**Task to carry out:** Identify the lines that contain the string "capacity" and copy all of them.

**Provided data:**
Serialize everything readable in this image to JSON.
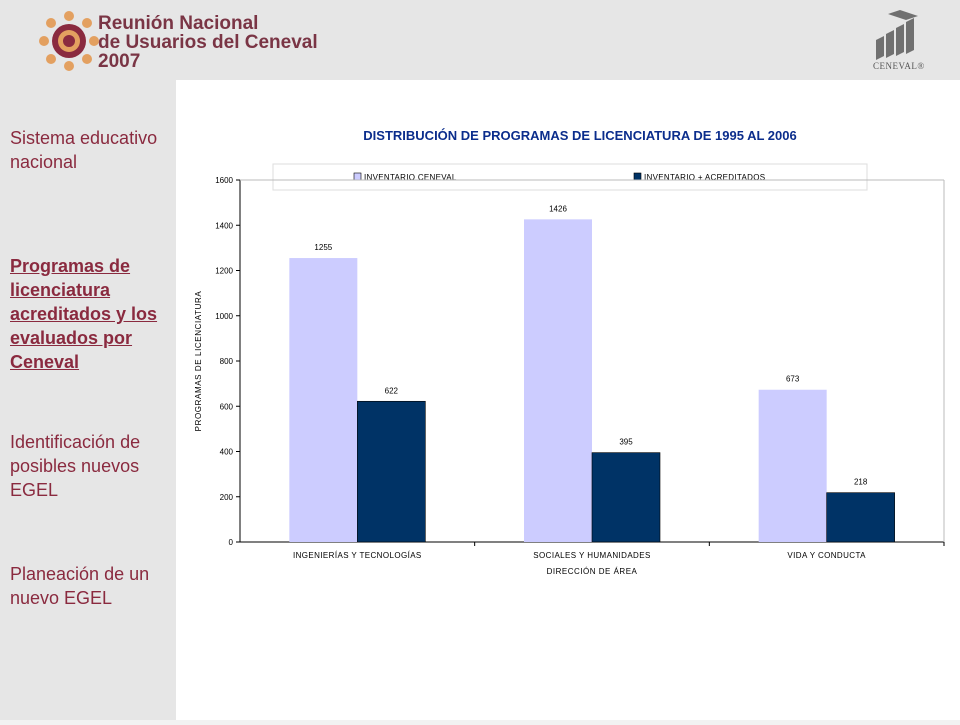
{
  "header": {
    "title_lines": [
      "Reunión Nacional",
      "de Usuarios del Ceneval",
      "2007"
    ],
    "brand": "CENEVAL®"
  },
  "sidebar": {
    "items": [
      {
        "label": "Sistema educativo nacional",
        "active": false
      },
      {
        "label": "Programas de licenciatura acreditados y los evaluados por Ceneval",
        "active": true
      },
      {
        "label": "Identificación de posibles nuevos EGEL",
        "active": false
      },
      {
        "label": "Planeación de un nuevo EGEL",
        "active": false
      }
    ]
  },
  "colors": {
    "series1": "#ccccff",
    "series2": "#003366",
    "accent": "#8a2a3f",
    "title_blue": "#0b2d8c"
  },
  "chart_data": {
    "type": "bar",
    "title": "DISTRIBUCIÓN DE PROGRAMAS DE LICENCIATURA DE 1995 AL 2006",
    "xlabel": "DIRECCIÓN DE ÁREA",
    "ylabel": "PROGRAMAS DE LICENCIATURA",
    "ylim": [
      0,
      1600
    ],
    "yticks": [
      0,
      200,
      400,
      600,
      800,
      1000,
      1200,
      1400,
      1600
    ],
    "categories": [
      "INGENIERÍAS Y TECNOLOGÍAS",
      "SOCIALES Y HUMANIDADES",
      "VIDA Y CONDUCTA"
    ],
    "series": [
      {
        "name": "INVENTARIO CENEVAL",
        "values": [
          1255,
          1426,
          673
        ]
      },
      {
        "name": "INVENTARIO + ACREDITADOS",
        "values": [
          622,
          395,
          218
        ]
      }
    ],
    "legend": "top",
    "grid": false
  }
}
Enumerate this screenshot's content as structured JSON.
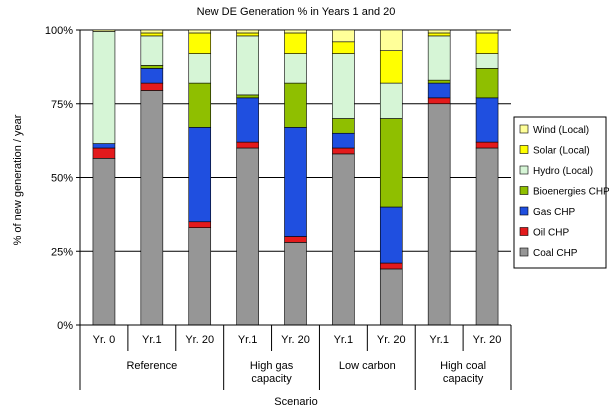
{
  "chart_data": {
    "type": "bar",
    "stacked": true,
    "percent_stacked": true,
    "title": "New DE Generation % in Years 1 and 20",
    "xlabel": "Scenario",
    "ylabel": "% of new generation / year",
    "ylim": [
      0,
      100
    ],
    "y_ticks": [
      "0%",
      "25%",
      "50%",
      "75%",
      "100%"
    ],
    "y_tick_values": [
      0,
      25,
      50,
      75,
      100
    ],
    "categories": [
      "Yr. 0",
      "Yr.1",
      "Yr. 20",
      "Yr.1",
      "Yr. 20",
      "Yr.1",
      "Yr. 20",
      "Yr.1",
      "Yr. 20"
    ],
    "groups": [
      {
        "label": "Reference",
        "span": [
          0,
          2
        ]
      },
      {
        "label": "High gas capacity",
        "lines": [
          "High gas",
          "capacity"
        ],
        "span": [
          3,
          4
        ]
      },
      {
        "label": "Low carbon",
        "span": [
          5,
          6
        ]
      },
      {
        "label": "High coal capacity",
        "lines": [
          "High coal",
          "capacity"
        ],
        "span": [
          7,
          8
        ]
      }
    ],
    "series": [
      {
        "name": "Coal CHP",
        "color": "#969696",
        "values": [
          56.5,
          79.5,
          33,
          60,
          28,
          58,
          19,
          75,
          60
        ]
      },
      {
        "name": "Oil CHP",
        "color": "#e31a1c",
        "values": [
          3.5,
          2.5,
          2,
          2,
          2,
          2,
          2,
          2,
          2
        ]
      },
      {
        "name": "Gas CHP",
        "color": "#1f4fe0",
        "values": [
          1.5,
          5,
          32,
          15,
          37,
          5,
          19,
          5,
          15
        ]
      },
      {
        "name": "Bioenergies CHP",
        "color": "#8fbf00",
        "values": [
          0,
          1,
          15,
          1,
          15,
          5,
          30,
          1,
          10
        ]
      },
      {
        "name": "Hydro (Local)",
        "color": "#d6f5d6",
        "values": [
          38,
          10,
          10,
          20,
          10,
          22,
          12,
          15,
          5
        ]
      },
      {
        "name": "Solar (Local)",
        "color": "#ffff00",
        "values": [
          0,
          1,
          7,
          1,
          7,
          4,
          11,
          1,
          7
        ]
      },
      {
        "name": "Wind (Local)",
        "color": "#ffff99",
        "values": [
          0.5,
          1,
          1,
          1,
          1,
          4,
          7,
          1,
          1
        ]
      }
    ],
    "legend_order": [
      "Wind (Local)",
      "Solar (Local)",
      "Hydro (Local)",
      "Bioenergies CHP",
      "Gas CHP",
      "Oil CHP",
      "Coal CHP"
    ],
    "legend_position": "right",
    "grid": true
  }
}
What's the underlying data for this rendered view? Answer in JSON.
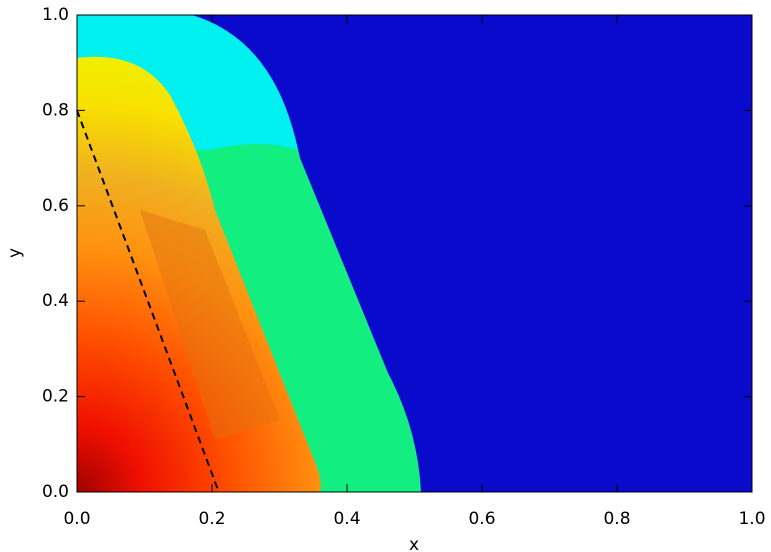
{
  "chart_data": {
    "type": "contour",
    "xlabel": "x",
    "ylabel": "y",
    "xlim": [
      0,
      1
    ],
    "ylim": [
      0,
      1
    ],
    "xticks": [
      {
        "value": 0,
        "label": "0.0"
      },
      0.2,
      0.4,
      0.6,
      0.8,
      {
        "value": 1,
        "label": "1.0"
      }
    ],
    "yticks": [
      {
        "value": 0,
        "label": "0.0"
      },
      0.2,
      0.4,
      0.6,
      0.8,
      {
        "value": 1,
        "label": "1.0"
      }
    ],
    "series": [
      {
        "color": "#000000",
        "dashed": true,
        "x": [
          0,
          0.21
        ],
        "values": [
          0.8,
          0
        ]
      }
    ]
  }
}
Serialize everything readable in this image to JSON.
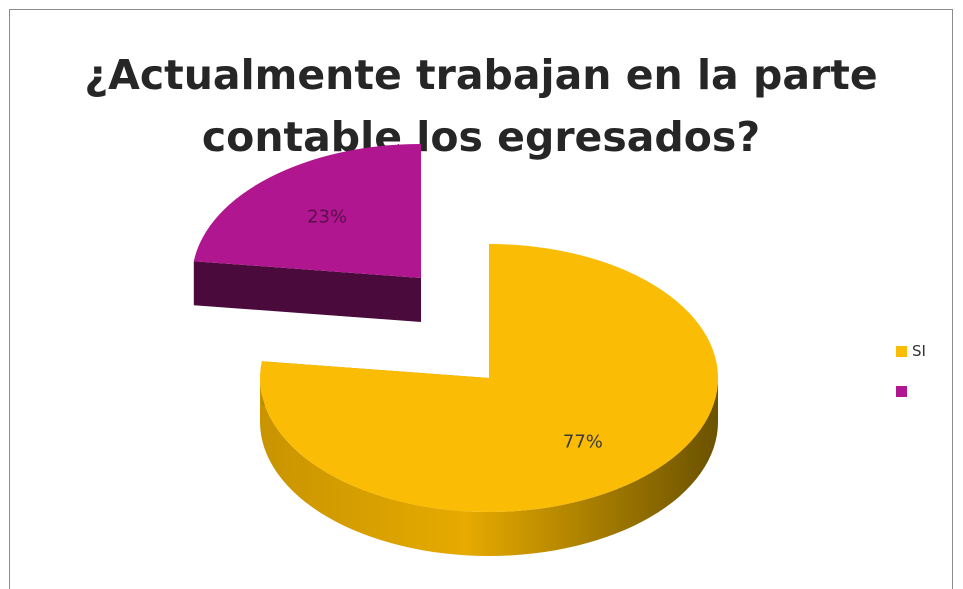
{
  "chart_data": {
    "type": "pie",
    "style": "3d-exploded",
    "title": [
      "¿Actualmente trabajan en la parte",
      "contable los egresados?"
    ],
    "slices": [
      {
        "name": "SI",
        "value": 77,
        "label": "77%",
        "color": "#fbbc05"
      },
      {
        "name": "",
        "value": 23,
        "label": "23%",
        "color": "#b0168f"
      }
    ],
    "legend_placement": "right"
  }
}
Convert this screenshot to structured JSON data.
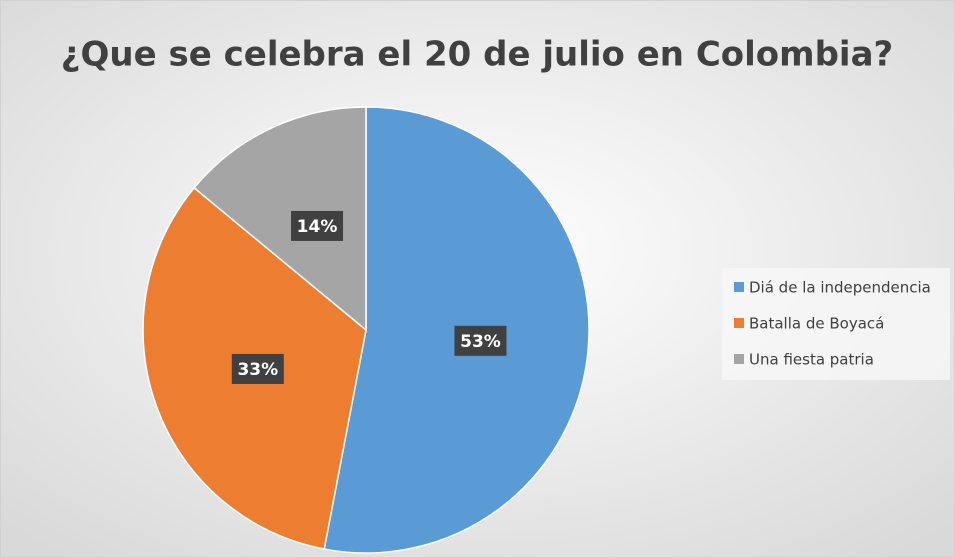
{
  "chart_data": {
    "type": "pie",
    "title": "¿Que se celebra el 20 de julio en Colombia?",
    "categories": [
      "Diá de la independencia",
      "Batalla de Boyacá",
      "Una fiesta patria"
    ],
    "values": [
      53,
      33,
      14
    ],
    "value_labels": [
      "53%",
      "33%",
      "14%"
    ],
    "colors": [
      "#5b9bd5",
      "#ed7d31",
      "#a5a5a5"
    ],
    "legend": "right"
  }
}
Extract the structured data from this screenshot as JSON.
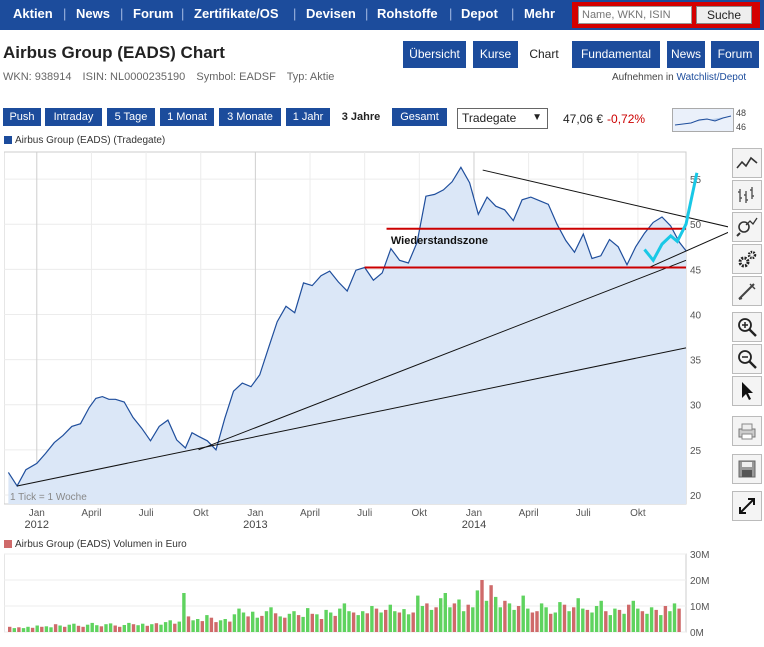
{
  "nav": {
    "items": [
      "Aktien",
      "News",
      "Forum",
      "Zertifikate/OS",
      "Devisen",
      "Rohstoffe",
      "Depot",
      "Mehr"
    ],
    "search_placeholder": "Name, WKN, ISIN",
    "search_button": "Suche"
  },
  "header": {
    "title": "Airbus Group (EADS) Chart",
    "wkn": "WKN: 938914",
    "isin": "ISIN: NL0000235190",
    "symbol": "Symbol: EADSF",
    "type": "Typ: Aktie",
    "watchlist": "Aufnehmen in",
    "watchlist_link": "Watchlist/Depot"
  },
  "tabs": [
    "Übersicht",
    "Kurse",
    "Chart",
    "Fundamental",
    "News",
    "Forum"
  ],
  "active_tab": "Chart",
  "ranges": [
    "Push",
    "Intraday",
    "5 Tage",
    "1 Monat",
    "3 Monate",
    "1 Jahr",
    "3 Jahre",
    "Gesamt"
  ],
  "active_range": "3 Jahre",
  "exchange": "Tradegate",
  "quote": {
    "price": "47,06 €",
    "change": "-0,72%"
  },
  "mini_chart": {
    "labels": [
      "48",
      "46"
    ]
  },
  "colors": {
    "nav": "#1c4c9c",
    "search_bg": "#d40000",
    "price_line": "#1f4e9c",
    "area": "#dbe7f7",
    "resistance": "#cc0000",
    "annotation": "#19c8e6",
    "vol_up": "#5fd35f",
    "vol_down": "#cf6a6a"
  },
  "chart_data": {
    "type": "line",
    "title": "Airbus Group (EADS) (Tradegate)",
    "note": "1 Tick = 1 Woche",
    "ylim": [
      19,
      58
    ],
    "yticks": [
      20,
      25,
      30,
      35,
      40,
      45,
      50,
      55
    ],
    "xticks": [
      {
        "label": "Jan",
        "sub": "2012",
        "t": 0.0
      },
      {
        "label": "April",
        "sub": "",
        "t": 0.25
      },
      {
        "label": "Juli",
        "sub": "",
        "t": 0.5
      },
      {
        "label": "Okt",
        "sub": "",
        "t": 0.75
      },
      {
        "label": "Jan",
        "sub": "2013",
        "t": 1.0
      },
      {
        "label": "April",
        "sub": "",
        "t": 1.25
      },
      {
        "label": "Juli",
        "sub": "",
        "t": 1.5
      },
      {
        "label": "Okt",
        "sub": "",
        "t": 1.75
      },
      {
        "label": "Jan",
        "sub": "2014",
        "t": 2.0
      },
      {
        "label": "April",
        "sub": "",
        "t": 2.25
      },
      {
        "label": "Juli",
        "sub": "",
        "t": 2.5
      },
      {
        "label": "Okt",
        "sub": "",
        "t": 2.75
      }
    ],
    "series": [
      {
        "name": "Airbus Group (EADS) (Tradegate)",
        "t": [
          -0.13,
          -0.09,
          -0.05,
          0.0,
          0.04,
          0.08,
          0.12,
          0.16,
          0.2,
          0.24,
          0.27,
          0.3,
          0.33,
          0.36,
          0.4,
          0.44,
          0.48,
          0.52,
          0.56,
          0.6,
          0.64,
          0.68,
          0.71,
          0.74,
          0.78,
          0.82,
          0.86,
          0.9,
          0.94,
          0.98,
          1.02,
          1.06,
          1.1,
          1.14,
          1.18,
          1.22,
          1.26,
          1.3,
          1.34,
          1.38,
          1.42,
          1.46,
          1.5,
          1.54,
          1.58,
          1.62,
          1.66,
          1.7,
          1.74,
          1.78,
          1.82,
          1.86,
          1.9,
          1.94,
          1.98,
          2.02,
          2.06,
          2.1,
          2.14,
          2.18,
          2.22,
          2.26,
          2.3,
          2.34,
          2.38,
          2.42,
          2.46,
          2.5,
          2.54,
          2.58,
          2.62,
          2.66,
          2.7,
          2.74,
          2.78,
          2.82,
          2.86,
          2.9,
          2.94,
          2.97
        ],
        "values": [
          22.5,
          21.0,
          22.8,
          23.5,
          24.6,
          25.8,
          26.6,
          27.6,
          27.9,
          29.7,
          30.7,
          30.9,
          30.6,
          30.6,
          30.3,
          28.6,
          27.4,
          26.0,
          27.6,
          28.3,
          26.1,
          25.2,
          26.9,
          26.5,
          26.0,
          25.0,
          28.5,
          31.5,
          32.4,
          32.0,
          33.3,
          36.3,
          39.2,
          40.9,
          40.2,
          43.5,
          43.2,
          44.3,
          44.8,
          43.6,
          42.6,
          44.9,
          45.2,
          43.8,
          44.6,
          47.3,
          46.0,
          45.7,
          48.0,
          53.1,
          53.3,
          53.8,
          54.7,
          56.3,
          54.6,
          51.1,
          53.0,
          52.0,
          51.6,
          50.4,
          52.7,
          53.0,
          52.6,
          52.2,
          50.0,
          48.2,
          46.9,
          48.9,
          46.2,
          46.5,
          48.3,
          47.5,
          45.5,
          47.5,
          49.0,
          50.2,
          50.8,
          49.8,
          48.0,
          47.06
        ]
      }
    ],
    "trendlines": [
      {
        "name": "support",
        "t": [
          -0.09,
          2.97
        ],
        "values": [
          21.0,
          36.3
        ]
      },
      {
        "name": "rising",
        "t": [
          0.74,
          2.97
        ],
        "values": [
          25.0,
          46.0
        ]
      },
      {
        "name": "falling",
        "t": [
          2.04,
          3.2
        ],
        "values": [
          56.0,
          49.5
        ]
      },
      {
        "name": "rising-steep",
        "t": [
          2.8,
          3.2
        ],
        "values": [
          45.2,
          49.5
        ]
      }
    ],
    "resistance": {
      "label": "Wiederstandszone",
      "lines": [
        {
          "t": [
            1.6,
            2.97
          ],
          "value": 49.5
        },
        {
          "t": [
            1.5,
            2.97
          ],
          "value": 45.2
        }
      ]
    },
    "volume": {
      "title": "Airbus Group (EADS) Volumen in Euro",
      "ylim": [
        0,
        30
      ],
      "yticks": [
        "0M",
        "10M",
        "20M",
        "30M"
      ],
      "up_weeks": [
        0,
        1,
        0,
        1,
        1,
        0,
        1,
        0,
        1,
        1,
        0,
        1,
        0,
        1,
        1,
        0,
        0,
        1,
        1,
        1,
        0,
        1,
        1,
        0,
        0,
        1,
        1,
        0,
        1,
        1,
        0,
        1,
        0,
        1,
        1,
        1,
        0,
        1,
        1,
        0,
        1,
        1,
        0,
        1,
        0,
        0,
        1,
        1,
        0,
        1,
        1,
        1,
        0,
        1,
        1,
        0,
        1,
        1,
        0,
        1,
        0,
        1,
        1,
        0,
        1,
        1,
        0,
        1,
        0,
        1,
        1,
        0,
        1,
        1,
        1,
        0,
        1,
        1,
        0,
        1,
        0,
        1,
        0,
        1,
        1,
        0,
        1,
        1,
        0,
        1,
        1,
        0,
        1,
        0,
        1,
        1,
        1,
        0,
        1,
        1,
        0,
        1,
        1,
        0,
        1,
        0,
        1,
        1,
        0,
        1,
        1,
        0,
        1,
        1,
        0,
        0,
        1,
        1,
        0,
        1,
        1,
        0,
        1,
        0,
        1,
        1,
        0,
        1,
        1,
        1,
        0,
        1,
        1,
        0,
        1,
        0,
        1,
        1,
        0,
        1,
        1,
        0,
        1,
        0,
        1,
        1,
        0,
        1,
        1
      ],
      "values": [
        2,
        1.5,
        1.8,
        1.5,
        2,
        1.6,
        2.5,
        2,
        2.2,
        1.8,
        3,
        2.5,
        2,
        2.8,
        3.2,
        2.4,
        2,
        2.8,
        3.5,
        2.6,
        2.2,
        3,
        3.3,
        2.5,
        2,
        2.7,
        3.5,
        3,
        2.6,
        3.2,
        2.4,
        3,
        3.4,
        2.8,
        3.8,
        4.5,
        3.2,
        4,
        15,
        6,
        4.5,
        5,
        4.2,
        6.5,
        5.5,
        3.8,
        4.5,
        5,
        4,
        6.8,
        9,
        7.5,
        6,
        7.8,
        5.5,
        6.2,
        8,
        9.5,
        7.2,
        6,
        5.5,
        7,
        8,
        6.5,
        5.8,
        9.2,
        7,
        6.8,
        5,
        8.5,
        7.5,
        6.2,
        9,
        11,
        8,
        7.5,
        6.5,
        8,
        7.2,
        10,
        9,
        7.5,
        8.5,
        10.5,
        8,
        7.5,
        8.8,
        6.8,
        7.5,
        14,
        10,
        11,
        8.5,
        9.5,
        13,
        15,
        9.5,
        11,
        12.5,
        8,
        10.5,
        9.5,
        16,
        20,
        12,
        18,
        13.5,
        9.5,
        12,
        11,
        8.5,
        10,
        14,
        9,
        7.5,
        8,
        11,
        9.5,
        7,
        7.5,
        11.5,
        10.5,
        8,
        9.5,
        13,
        9,
        8.5,
        7.5,
        10,
        12,
        8,
        6.5,
        9,
        8.5,
        7,
        10.5,
        12,
        9,
        8,
        7,
        9.5,
        8.5,
        6.5,
        10,
        8,
        11,
        9
      ]
    }
  }
}
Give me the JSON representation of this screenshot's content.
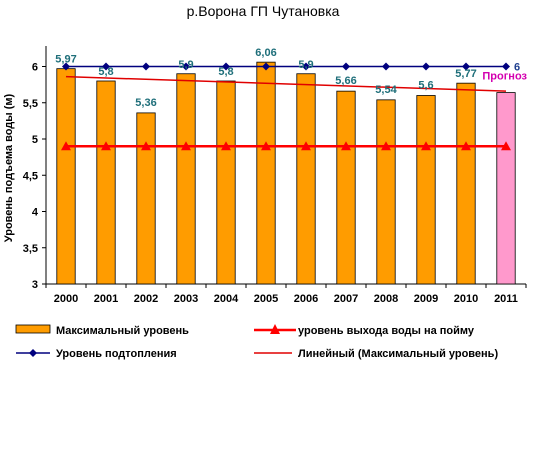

**Answer to this problem:**
        "label": "High gas capacity",
          "capacity"
        "label": "High coal capacity",
          "capacity"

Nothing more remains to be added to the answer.